# Source extract:

** BEGIN **

The 325 defendants are facing 438 different charges, including mafia association, attempted murder, drug trafficking, extortion, loan-sharking, illegal possession of weapons and abuse of office.

Some 928 witnesses and 58 mobsters-turned-informants will be called to testify against them.

Such large numbers in an anti-mafia court case in Italy were last seen in the so-called "maxi-trial" held between 1986 and 1992 in Palermo, where late prosecutors Giovanni Falcone and Paolo Borsellino along with colleagues brought some 460 Sicilian mobsters before the court.

The current trial stemmed from an investigation launched by Catanzaro chief prosecutor Nicola Gratteri in 2016, which ended up with hundreds of arrests carried out in Italy, Germany, Switzerland and Bulgaria in December 2019.

The probe especially targeted the Mancuso family, a most powerful 'Ndrangheta clan rooted in the Calabrian town of Limbadi, and with business ramifications in Italy and abroad.

** END **

# Extracted records:
** BEGIN **

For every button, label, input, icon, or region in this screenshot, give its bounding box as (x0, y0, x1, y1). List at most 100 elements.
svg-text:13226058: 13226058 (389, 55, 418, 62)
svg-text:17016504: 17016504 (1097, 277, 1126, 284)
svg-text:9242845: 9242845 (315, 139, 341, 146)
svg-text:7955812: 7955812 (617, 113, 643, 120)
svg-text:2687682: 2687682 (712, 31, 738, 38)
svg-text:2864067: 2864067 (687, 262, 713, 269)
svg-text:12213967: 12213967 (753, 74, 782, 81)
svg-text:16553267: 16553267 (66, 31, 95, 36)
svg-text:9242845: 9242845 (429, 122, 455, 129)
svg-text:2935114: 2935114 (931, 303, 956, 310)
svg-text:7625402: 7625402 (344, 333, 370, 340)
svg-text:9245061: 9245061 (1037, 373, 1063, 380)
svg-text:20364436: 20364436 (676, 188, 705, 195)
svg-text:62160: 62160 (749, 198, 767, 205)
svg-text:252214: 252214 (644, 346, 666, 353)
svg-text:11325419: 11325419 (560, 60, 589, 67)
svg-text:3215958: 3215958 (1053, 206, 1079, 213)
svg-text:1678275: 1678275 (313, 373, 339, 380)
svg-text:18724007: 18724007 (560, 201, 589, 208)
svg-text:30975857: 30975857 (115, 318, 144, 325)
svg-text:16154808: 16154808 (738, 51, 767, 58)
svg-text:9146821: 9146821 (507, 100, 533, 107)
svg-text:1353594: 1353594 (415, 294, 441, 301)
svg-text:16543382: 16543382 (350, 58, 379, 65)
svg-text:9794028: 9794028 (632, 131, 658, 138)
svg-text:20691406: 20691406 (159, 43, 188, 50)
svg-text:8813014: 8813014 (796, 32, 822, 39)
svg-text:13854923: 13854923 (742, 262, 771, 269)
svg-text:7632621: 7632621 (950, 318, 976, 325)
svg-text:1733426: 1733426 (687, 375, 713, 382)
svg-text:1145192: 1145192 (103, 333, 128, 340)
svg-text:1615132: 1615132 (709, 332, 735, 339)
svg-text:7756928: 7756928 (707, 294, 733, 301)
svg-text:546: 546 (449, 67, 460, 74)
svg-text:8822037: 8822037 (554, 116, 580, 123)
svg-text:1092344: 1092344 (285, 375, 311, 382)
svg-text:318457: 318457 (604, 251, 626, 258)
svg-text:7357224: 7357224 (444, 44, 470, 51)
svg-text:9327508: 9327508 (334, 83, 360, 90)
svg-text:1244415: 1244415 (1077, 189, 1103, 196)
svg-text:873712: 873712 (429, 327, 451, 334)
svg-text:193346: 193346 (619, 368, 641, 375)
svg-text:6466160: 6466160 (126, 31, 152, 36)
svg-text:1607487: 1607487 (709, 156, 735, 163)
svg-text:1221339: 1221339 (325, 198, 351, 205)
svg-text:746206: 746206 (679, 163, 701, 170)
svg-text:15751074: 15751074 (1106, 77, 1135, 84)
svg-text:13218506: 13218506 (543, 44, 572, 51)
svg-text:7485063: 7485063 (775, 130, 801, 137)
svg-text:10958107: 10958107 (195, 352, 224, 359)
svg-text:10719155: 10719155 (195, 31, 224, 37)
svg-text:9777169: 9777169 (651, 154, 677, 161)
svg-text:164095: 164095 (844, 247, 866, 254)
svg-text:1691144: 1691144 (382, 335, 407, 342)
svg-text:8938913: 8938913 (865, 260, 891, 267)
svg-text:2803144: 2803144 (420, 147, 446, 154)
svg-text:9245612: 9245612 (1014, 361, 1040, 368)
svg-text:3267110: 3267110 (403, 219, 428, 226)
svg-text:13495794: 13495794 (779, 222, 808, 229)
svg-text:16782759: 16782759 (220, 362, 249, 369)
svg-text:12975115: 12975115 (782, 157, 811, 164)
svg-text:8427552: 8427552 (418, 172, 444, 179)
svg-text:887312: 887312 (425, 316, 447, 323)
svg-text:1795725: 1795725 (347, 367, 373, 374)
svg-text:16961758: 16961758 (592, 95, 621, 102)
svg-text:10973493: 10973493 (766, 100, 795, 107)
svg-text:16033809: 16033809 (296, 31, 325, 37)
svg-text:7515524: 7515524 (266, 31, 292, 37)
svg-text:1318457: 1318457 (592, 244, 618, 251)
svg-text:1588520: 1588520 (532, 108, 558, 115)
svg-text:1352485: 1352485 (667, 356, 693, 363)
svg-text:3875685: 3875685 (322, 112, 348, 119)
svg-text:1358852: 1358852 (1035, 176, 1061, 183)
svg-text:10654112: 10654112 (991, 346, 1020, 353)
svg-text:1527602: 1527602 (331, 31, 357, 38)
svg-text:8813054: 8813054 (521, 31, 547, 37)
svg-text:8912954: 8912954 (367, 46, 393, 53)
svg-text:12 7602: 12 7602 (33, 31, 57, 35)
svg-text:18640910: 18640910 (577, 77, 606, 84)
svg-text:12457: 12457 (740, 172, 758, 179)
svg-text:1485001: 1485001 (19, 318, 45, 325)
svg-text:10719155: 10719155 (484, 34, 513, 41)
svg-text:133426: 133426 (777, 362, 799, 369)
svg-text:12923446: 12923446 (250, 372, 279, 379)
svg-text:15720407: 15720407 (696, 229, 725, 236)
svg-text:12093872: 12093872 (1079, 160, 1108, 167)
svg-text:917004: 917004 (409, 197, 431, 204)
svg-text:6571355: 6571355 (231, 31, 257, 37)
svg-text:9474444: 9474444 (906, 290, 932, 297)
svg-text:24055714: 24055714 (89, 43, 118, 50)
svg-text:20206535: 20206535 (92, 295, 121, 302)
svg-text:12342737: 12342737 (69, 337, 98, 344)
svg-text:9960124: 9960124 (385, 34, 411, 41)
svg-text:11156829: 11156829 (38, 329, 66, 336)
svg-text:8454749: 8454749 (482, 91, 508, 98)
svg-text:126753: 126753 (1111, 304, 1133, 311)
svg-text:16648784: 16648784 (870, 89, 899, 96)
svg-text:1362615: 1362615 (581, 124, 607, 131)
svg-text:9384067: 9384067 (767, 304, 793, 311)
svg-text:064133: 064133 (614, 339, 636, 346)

** END **

# Work instructions:
1. From the anti-mafia trial passage, extract the stretch that begins at the words "Some 928 witnesses" and ends after the words "before the court.".
2. According to the anti-mafia trial passage, in which town is the Mancuso family rooted?
3. Decide whether each statement agrees with the anti-mafia trial passage, answering yes or no and quoting the deciding words: (a) The Palermo maxi-trial ran from 1986 to 1992. (b) The December 2019 arrests took place only in Italy. (c) Informants who were once mobsters will testify in the current trial.
The material has no connection to the anti-mafia trial passage.

# Results:
1.
Some 928 witnesses and 58 mobsters-turned-informants will be called to testify against them.

Such large numbers in an anti-mafia court case in Italy were last seen in the so-called "maxi-trial" held between 1986 and 1992 in Palermo, where late prosecutors Giovanni Falcone and Paolo Borsellino along with colleagues brought some 460 Sicilian mobsters before the court.

2. The Calabrian town of Limbadi.

3.
(a) Yes: "held between 1986 and 1992 in Palermo"
(b) No: "carried out in Italy, Germany, Switzerland and Bulgaria in December 2019"
(c) Yes: "58 mobsters-turned-informants will be called to testify against them"